A block of data:
»»

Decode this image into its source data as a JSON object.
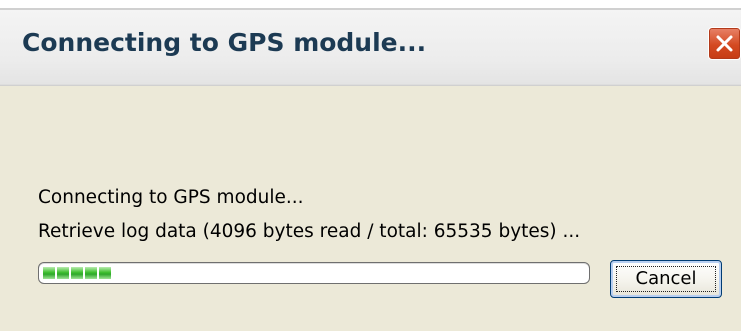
{
  "window": {
    "title": "Connecting to GPS module..."
  },
  "status": {
    "line1": "Connecting to GPS module...",
    "line2": "Retrieve log data (4096 bytes read / total: 65535 bytes) ..."
  },
  "progress": {
    "fraction": 0.0625,
    "blocks_filled": 5,
    "fill_color": "#3fbf2f"
  },
  "buttons": {
    "cancel_label": "Cancel"
  },
  "icons": {
    "close": "close-icon"
  },
  "colors": {
    "window_bg": "#ece9d8",
    "title_text": "#1c3a53",
    "close_red": "#d44a22"
  }
}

««

*To do*:
Your answer should be a single number: the count of lines in the entries that contain the word "Connecting".

*Result below*:
2